## Supplied text

# # # # #

The realization of the above logic can be written as follows:
 
-------
<?xml version="1.0" encoding="UTF-8"?>
<tns:incarnationTweaker xmlns:tns="http://eu.unicore/xnjs/incarnationTweaker"
	xmlns:xsi="http://www.w3.org/2001/XMLSchema-instance">

	<tns:beforeScript>
		<tns:rule>
			<tns:condition>app.applicationName == "HEAVY-APP" and (resources.individualPhysicalMemory == null 
                                          or resources.individualPhysicalMemory &lt; 500000000)</tns:condition>
			<tns:action>resources.individualPhysicalMemory=500000000</tns:action>
		</tns:rule>
		<tns:rule>
			<tns:condition>app.executable == "/usr/bin/serial-app" and resources.individualCPUCount != null</tns:condition>
			<tns:action>resources.individualCPUCount=1</tns:action>
			<tns:action>resources.totalResourceCount=1</tns:action>
		</tns:rule>
		<tns:rule>
			<tns:condition>true</tns:condition>
			<tns:action type="script">/opt/addUserIfNotExists.sh ${client.xlogin.userName} ${client.xlogin.encodedGroups}</tns:action>
		</tns:rule>
	</tns:beforeScript>

	<tns:afterScript>
		<tns:rule>
			<tns:condition>app.executable == "/usr/bin/serial-app"</tns:condition>
			<tns:action type="groovy">
int i=0;
input.eachLine() { line ->  
if(i==1) {
     println("#TSI_MYFLAG=SERIAL");
     println(line);
} else  
     println(line);

i++;
}
			</tns:action>
		</tns:rule>
	</tns:afterScript>
</tns:incarnationTweaker>
-------
 
Remember that some characters are special in XML (e.g. +<+ and +&+). You have to encode them 
with XML entities (e.g. as +\&lt;+ and +\&gt;+ respectively) or put the whole text in a CDATA section.
A CDATA section starts with "<![CDATA[" and ends with "]]>". Example:

--------
<tns:condition><!CDATA[ resources.individualPhysicalMemory < 500000000 ]]></tns:condition>
--------
 
Note that usually it is better to put Groovy scripts in a separate file. Assuming that you placed 
the contents of the groovy AFTER-action above in a file called '/opt/scripts/filter1.g'
then the following AFTER-SCRIPT section is equivalent to the above one:

--------
	<tns:afterScript>
		<tns:rule>
			<tns:condition>app.executable == "/usr/bin/serial-app"</tns:condition>
			<tns:action type="groovy-file">/opt/scripts/filter1.g</tns:action>
		</tns:rule>
	</tns:afterScript>
--------

It is possible to fail the job when a site-specific condition is met.

# # # # #

## Exercise aim
Recast the paragraph beginning "Note that usually it is better to put Groovy scripts" from the incarnation tweaker text as a short list, keeping its main facts. These lines have no connection to the incarnation tweaker text.

## Page layout parsing data
# # # # #

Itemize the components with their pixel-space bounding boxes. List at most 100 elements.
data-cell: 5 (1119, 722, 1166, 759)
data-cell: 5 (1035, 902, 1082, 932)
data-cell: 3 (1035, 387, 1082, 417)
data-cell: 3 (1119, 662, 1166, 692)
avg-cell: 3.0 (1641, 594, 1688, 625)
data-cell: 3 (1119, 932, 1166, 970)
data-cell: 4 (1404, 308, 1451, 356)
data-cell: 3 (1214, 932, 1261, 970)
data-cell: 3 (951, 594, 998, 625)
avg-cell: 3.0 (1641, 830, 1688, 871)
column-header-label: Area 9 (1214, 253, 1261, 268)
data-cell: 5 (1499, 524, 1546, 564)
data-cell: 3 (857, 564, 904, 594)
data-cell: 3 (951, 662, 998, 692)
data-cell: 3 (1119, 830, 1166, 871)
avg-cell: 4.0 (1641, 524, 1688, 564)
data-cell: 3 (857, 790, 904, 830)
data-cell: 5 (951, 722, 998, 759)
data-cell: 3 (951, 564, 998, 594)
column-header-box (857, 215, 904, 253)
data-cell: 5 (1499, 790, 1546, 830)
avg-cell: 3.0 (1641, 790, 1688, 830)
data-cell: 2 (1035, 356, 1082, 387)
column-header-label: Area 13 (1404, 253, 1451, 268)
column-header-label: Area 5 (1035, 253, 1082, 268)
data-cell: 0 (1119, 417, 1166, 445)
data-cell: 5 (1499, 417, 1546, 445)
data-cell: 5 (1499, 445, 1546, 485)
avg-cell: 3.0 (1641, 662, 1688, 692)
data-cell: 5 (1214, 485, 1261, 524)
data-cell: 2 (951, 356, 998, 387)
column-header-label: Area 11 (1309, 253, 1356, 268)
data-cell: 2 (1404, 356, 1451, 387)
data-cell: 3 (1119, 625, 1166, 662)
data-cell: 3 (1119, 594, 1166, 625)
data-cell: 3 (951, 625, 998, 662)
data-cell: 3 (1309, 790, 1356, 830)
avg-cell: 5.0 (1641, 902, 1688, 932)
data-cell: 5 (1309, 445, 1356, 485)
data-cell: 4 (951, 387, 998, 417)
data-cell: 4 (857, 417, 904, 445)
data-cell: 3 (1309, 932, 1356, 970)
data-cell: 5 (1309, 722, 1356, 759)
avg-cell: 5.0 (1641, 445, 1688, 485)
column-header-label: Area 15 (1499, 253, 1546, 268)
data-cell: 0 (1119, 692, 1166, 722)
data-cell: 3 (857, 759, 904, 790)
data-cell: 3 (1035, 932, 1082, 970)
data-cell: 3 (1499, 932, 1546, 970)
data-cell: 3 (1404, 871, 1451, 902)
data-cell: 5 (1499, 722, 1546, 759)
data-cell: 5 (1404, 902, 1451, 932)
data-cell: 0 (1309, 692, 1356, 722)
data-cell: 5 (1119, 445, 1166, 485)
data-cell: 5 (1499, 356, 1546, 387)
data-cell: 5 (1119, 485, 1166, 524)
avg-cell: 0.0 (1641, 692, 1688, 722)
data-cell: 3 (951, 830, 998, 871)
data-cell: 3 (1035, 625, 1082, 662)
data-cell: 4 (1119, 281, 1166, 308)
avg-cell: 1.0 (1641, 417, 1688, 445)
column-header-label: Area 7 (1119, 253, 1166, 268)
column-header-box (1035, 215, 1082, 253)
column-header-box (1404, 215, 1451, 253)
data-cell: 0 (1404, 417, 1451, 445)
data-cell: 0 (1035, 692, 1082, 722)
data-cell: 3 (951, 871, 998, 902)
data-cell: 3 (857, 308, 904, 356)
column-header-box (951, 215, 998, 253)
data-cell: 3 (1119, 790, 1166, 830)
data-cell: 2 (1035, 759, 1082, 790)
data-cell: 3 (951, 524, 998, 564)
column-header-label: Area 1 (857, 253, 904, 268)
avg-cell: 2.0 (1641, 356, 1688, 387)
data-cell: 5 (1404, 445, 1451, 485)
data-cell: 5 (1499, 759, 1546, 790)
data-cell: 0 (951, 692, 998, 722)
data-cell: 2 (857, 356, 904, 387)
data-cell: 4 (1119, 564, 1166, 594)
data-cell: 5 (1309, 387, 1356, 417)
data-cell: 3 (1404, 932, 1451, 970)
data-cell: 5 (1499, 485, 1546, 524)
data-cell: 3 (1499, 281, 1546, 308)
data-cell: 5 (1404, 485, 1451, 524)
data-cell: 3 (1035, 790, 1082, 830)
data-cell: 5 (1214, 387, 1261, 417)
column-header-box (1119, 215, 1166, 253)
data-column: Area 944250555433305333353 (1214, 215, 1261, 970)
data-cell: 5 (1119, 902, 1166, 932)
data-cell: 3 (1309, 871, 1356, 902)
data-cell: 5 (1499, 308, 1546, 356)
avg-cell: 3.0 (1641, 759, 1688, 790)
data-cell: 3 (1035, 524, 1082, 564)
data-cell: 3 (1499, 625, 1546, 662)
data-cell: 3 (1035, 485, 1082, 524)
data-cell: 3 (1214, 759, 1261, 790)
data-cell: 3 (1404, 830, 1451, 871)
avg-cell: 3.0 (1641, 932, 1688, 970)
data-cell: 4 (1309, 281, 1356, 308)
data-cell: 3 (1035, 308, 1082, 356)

# # # # #

## Reply
- Groovy scripts are usually better kept in a separate file.
- If the contents of the Groovy AFTER-action are placed in '/opt/scripts/filter1.g', the AFTER-SCRIPT section that follows is equivalent to the earlier one.